- [EXERCISE PROMPT] Start at the line containing "OCR this image." and transcribe every line exactly through the end of the records below, and only those lines.

━━━━━━━━━━━━━━━━

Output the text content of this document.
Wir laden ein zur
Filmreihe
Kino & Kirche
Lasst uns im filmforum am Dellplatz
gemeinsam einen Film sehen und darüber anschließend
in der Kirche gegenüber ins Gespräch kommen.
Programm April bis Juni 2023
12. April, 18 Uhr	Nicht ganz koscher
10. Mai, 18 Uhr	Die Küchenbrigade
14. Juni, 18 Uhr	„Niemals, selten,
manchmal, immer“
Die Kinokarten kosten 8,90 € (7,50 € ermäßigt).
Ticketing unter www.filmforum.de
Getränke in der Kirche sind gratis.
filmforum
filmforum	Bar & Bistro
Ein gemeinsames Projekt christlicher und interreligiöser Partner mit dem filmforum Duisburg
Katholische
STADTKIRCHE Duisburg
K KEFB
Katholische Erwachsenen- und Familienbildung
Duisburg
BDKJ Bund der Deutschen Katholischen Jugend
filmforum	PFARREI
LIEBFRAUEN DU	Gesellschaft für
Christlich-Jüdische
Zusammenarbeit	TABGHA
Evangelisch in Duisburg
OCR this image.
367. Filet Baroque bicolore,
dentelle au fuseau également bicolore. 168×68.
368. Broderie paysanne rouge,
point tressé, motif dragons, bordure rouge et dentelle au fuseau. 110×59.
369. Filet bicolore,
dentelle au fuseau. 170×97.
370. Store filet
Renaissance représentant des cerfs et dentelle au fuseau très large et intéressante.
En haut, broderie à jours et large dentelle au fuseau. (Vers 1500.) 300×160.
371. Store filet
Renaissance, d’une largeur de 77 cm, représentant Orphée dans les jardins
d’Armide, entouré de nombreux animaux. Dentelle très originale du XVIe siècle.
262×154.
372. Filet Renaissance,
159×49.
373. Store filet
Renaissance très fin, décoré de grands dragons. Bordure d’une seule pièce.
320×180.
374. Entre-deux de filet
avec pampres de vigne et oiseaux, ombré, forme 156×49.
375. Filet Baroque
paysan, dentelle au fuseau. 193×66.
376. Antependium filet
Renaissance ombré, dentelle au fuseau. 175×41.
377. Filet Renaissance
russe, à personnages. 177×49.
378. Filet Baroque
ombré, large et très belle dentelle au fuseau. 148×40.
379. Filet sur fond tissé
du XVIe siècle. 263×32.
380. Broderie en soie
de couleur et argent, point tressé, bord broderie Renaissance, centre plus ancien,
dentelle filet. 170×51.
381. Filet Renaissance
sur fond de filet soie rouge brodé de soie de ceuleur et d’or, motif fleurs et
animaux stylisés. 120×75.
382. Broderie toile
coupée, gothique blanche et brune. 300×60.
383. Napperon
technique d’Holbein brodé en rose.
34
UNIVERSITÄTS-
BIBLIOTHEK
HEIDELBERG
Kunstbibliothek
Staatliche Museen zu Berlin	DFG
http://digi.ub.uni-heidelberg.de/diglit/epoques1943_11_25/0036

━━━━━━━━━━━━━━━━

- [THE SOLUTION]
OCR this image.
367. Filet Baroque bicolore,
dentelle au fuseau également bicolore. 168×68.
368. Broderie paysanne rouge,
point tressé, motif dragons, bordure rouge et dentelle au fuseau. 110×59.
369. Filet bicolore,
dentelle au fuseau. 170×97.
370. Store filet
Renaissance représentant des cerfs et dentelle au fuseau très large et intéressante.
En haut, broderie à jours et large dentelle au fuseau. (Vers 1500.) 300×160.
371. Store filet
Renaissance, d’une largeur de 77 cm, représentant Orphée dans les jardins
d’Armide, entouré de nombreux animaux. Dentelle très originale du XVIe siècle.
262×154.
372. Filet Renaissance,
159×49.
373. Store filet
Renaissance très fin, décoré de grands dragons. Bordure d’une seule pièce.
320×180.
374. Entre-deux de filet
avec pampres de vigne et oiseaux, ombré, forme 156×49.
375. Filet Baroque
paysan, dentelle au fuseau. 193×66.
376. Antependium filet
Renaissance ombré, dentelle au fuseau. 175×41.
377. Filet Renaissance
russe, à personnages. 177×49.
378. Filet Baroque
ombré, large et très belle dentelle au fuseau. 148×40.
379. Filet sur fond tissé
du XVIe siècle. 263×32.
380. Broderie en soie
de couleur et argent, point tressé, bord broderie Renaissance, centre plus ancien,
dentelle filet. 170×51.
381. Filet Renaissance
sur fond de filet soie rouge brodé de soie de ceuleur et d’or, motif fleurs et
animaux stylisés. 120×75.
382. Broderie toile
coupée, gothique blanche et brune. 300×60.
383. Napperon
technique d’Holbein brodé en rose.
34
UNIVERSITÄTS-
BIBLIOTHEK
HEIDELBERG
Kunstbibliothek
Staatliche Museen zu Berlin	DFG
http://digi.ub.uni-heidelberg.de/diglit/epoques1943_11_25/0036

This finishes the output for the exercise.